WHAT NEEDS TO BE DONE
Repeat the entire listing exactly as written.
Start of MATERIAL PROVIDED
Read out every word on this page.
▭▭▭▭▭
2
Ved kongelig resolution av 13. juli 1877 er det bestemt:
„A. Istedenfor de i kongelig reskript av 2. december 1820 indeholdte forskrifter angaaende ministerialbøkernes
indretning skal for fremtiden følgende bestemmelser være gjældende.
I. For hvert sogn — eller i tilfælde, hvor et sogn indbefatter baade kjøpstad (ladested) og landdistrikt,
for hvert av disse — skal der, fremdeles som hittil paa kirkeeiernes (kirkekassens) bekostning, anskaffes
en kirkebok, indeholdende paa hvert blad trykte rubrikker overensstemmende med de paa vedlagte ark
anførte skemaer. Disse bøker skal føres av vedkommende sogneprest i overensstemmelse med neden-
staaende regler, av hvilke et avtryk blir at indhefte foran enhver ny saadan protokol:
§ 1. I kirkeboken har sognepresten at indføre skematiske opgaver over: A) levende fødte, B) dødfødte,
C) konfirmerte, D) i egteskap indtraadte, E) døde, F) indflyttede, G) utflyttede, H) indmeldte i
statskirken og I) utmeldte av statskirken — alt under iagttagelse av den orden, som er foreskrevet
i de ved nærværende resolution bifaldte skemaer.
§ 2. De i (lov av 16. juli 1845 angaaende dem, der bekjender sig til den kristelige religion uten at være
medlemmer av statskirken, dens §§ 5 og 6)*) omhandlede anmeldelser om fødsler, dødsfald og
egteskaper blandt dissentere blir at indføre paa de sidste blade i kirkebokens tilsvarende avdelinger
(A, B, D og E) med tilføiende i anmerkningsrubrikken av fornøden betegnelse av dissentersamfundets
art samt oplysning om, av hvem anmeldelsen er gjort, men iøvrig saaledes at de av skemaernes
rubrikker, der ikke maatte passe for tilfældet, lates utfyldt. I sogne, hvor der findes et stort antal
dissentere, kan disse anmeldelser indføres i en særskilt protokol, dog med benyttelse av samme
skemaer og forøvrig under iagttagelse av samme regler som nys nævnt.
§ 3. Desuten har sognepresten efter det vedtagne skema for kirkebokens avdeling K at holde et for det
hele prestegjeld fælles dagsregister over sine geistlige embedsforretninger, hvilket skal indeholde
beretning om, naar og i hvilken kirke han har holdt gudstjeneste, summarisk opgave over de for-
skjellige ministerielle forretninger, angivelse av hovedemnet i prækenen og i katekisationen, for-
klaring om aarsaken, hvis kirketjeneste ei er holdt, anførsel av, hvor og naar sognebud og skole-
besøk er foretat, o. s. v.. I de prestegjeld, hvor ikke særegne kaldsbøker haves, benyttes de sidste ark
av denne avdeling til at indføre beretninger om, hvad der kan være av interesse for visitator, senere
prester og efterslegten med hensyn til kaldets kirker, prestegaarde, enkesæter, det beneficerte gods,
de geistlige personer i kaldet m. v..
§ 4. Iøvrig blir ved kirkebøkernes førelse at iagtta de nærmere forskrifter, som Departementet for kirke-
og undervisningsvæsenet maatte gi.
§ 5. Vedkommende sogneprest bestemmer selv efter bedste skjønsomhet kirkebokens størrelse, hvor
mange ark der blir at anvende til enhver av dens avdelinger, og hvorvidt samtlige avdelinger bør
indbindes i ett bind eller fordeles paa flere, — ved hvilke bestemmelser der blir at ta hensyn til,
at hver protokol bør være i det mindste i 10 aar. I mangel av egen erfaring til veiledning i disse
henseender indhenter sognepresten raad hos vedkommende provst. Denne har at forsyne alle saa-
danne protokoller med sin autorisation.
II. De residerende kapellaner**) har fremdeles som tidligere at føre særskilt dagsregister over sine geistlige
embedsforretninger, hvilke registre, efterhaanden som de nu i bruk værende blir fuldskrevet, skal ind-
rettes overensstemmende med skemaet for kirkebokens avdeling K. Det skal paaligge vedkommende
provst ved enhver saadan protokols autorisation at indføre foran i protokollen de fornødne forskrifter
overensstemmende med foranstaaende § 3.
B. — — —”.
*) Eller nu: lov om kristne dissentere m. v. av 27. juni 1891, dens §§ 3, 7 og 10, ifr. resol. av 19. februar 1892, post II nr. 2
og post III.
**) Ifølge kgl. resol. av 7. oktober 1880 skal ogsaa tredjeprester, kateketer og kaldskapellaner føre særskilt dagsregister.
End of MATERIAL PROVIDED
SOLVED PROBLEM
Read out every word on this page.
▭▭▭▭▭
2
Ved kongelig resolution av 13. juli 1877 er det bestemt:
„A. Istedenfor de i kongelig reskript av 2. december 1820 indeholdte forskrifter angaaende ministerialbøkernes
indretning skal for fremtiden følgende bestemmelser være gjældende.
I. For hvert sogn — eller i tilfælde, hvor et sogn indbefatter baade kjøpstad (ladested) og landdistrikt,
for hvert av disse — skal der, fremdeles som hittil paa kirkeeiernes (kirkekassens) bekostning, anskaffes
en kirkebok, indeholdende paa hvert blad trykte rubrikker overensstemmende med de paa vedlagte ark
anførte skemaer. Disse bøker skal føres av vedkommende sogneprest i overensstemmelse med neden-
staaende regler, av hvilke et avtryk blir at indhefte foran enhver ny saadan protokol:
§ 1. I kirkeboken har sognepresten at indføre skematiske opgaver over: A) levende fødte, B) dødfødte,
C) konfirmerte, D) i egteskap indtraadte, E) døde, F) indflyttede, G) utflyttede, H) indmeldte i
statskirken og I) utmeldte av statskirken — alt under iagttagelse av den orden, som er foreskrevet
i de ved nærværende resolution bifaldte skemaer.
§ 2. De i (lov av 16. juli 1845 angaaende dem, der bekjender sig til den kristelige religion uten at være
medlemmer av statskirken, dens §§ 5 og 6)*) omhandlede anmeldelser om fødsler, dødsfald og
egteskaper blandt dissentere blir at indføre paa de sidste blade i kirkebokens tilsvarende avdelinger
(A, B, D og E) med tilføiende i anmerkningsrubrikken av fornøden betegnelse av dissentersamfundets
art samt oplysning om, av hvem anmeldelsen er gjort, men iøvrig saaledes at de av skemaernes
rubrikker, der ikke maatte passe for tilfældet, lates utfyldt. I sogne, hvor der findes et stort antal
dissentere, kan disse anmeldelser indføres i en særskilt protokol, dog med benyttelse av samme
skemaer og forøvrig under iagttagelse av samme regler som nys nævnt.
§ 3. Desuten har sognepresten efter det vedtagne skema for kirkebokens avdeling K at holde et for det
hele prestegjeld fælles dagsregister over sine geistlige embedsforretninger, hvilket skal indeholde
beretning om, naar og i hvilken kirke han har holdt gudstjeneste, summarisk opgave over de for-
skjellige ministerielle forretninger, angivelse av hovedemnet i prækenen og i katekisationen, for-
klaring om aarsaken, hvis kirketjeneste ei er holdt, anførsel av, hvor og naar sognebud og skole-
besøk er foretat, o. s. v.. I de prestegjeld, hvor ikke særegne kaldsbøker haves, benyttes de sidste ark
av denne avdeling til at indføre beretninger om, hvad der kan være av interesse for visitator, senere
prester og efterslegten med hensyn til kaldets kirker, prestegaarde, enkesæter, det beneficerte gods,
de geistlige personer i kaldet m. v..
§ 4. Iøvrig blir ved kirkebøkernes førelse at iagtta de nærmere forskrifter, som Departementet for kirke-
og undervisningsvæsenet maatte gi.
§ 5. Vedkommende sogneprest bestemmer selv efter bedste skjønsomhet kirkebokens størrelse, hvor
mange ark der blir at anvende til enhver av dens avdelinger, og hvorvidt samtlige avdelinger bør
indbindes i ett bind eller fordeles paa flere, — ved hvilke bestemmelser der blir at ta hensyn til,
at hver protokol bør være i det mindste i 10 aar. I mangel av egen erfaring til veiledning i disse
henseender indhenter sognepresten raad hos vedkommende provst. Denne har at forsyne alle saa-
danne protokoller med sin autorisation.
II. De residerende kapellaner**) har fremdeles som tidligere at føre særskilt dagsregister over sine geistlige
embedsforretninger, hvilke registre, efterhaanden som de nu i bruk værende blir fuldskrevet, skal ind-
rettes overensstemmende med skemaet for kirkebokens avdeling K. Det skal paaligge vedkommende
provst ved enhver saadan protokols autorisation at indføre foran i protokollen de fornødne forskrifter
overensstemmende med foranstaaende § 3.
B. — — —”.
*) Eller nu: lov om kristne dissentere m. v. av 27. juni 1891, dens §§ 3, 7 og 10, ifr. resol. av 19. februar 1892, post II nr. 2
og post III.
**) Ifølge kgl. resol. av 7. oktober 1880 skal ogsaa tredjeprester, kateketer og kaldskapellaner føre særskilt dagsregister.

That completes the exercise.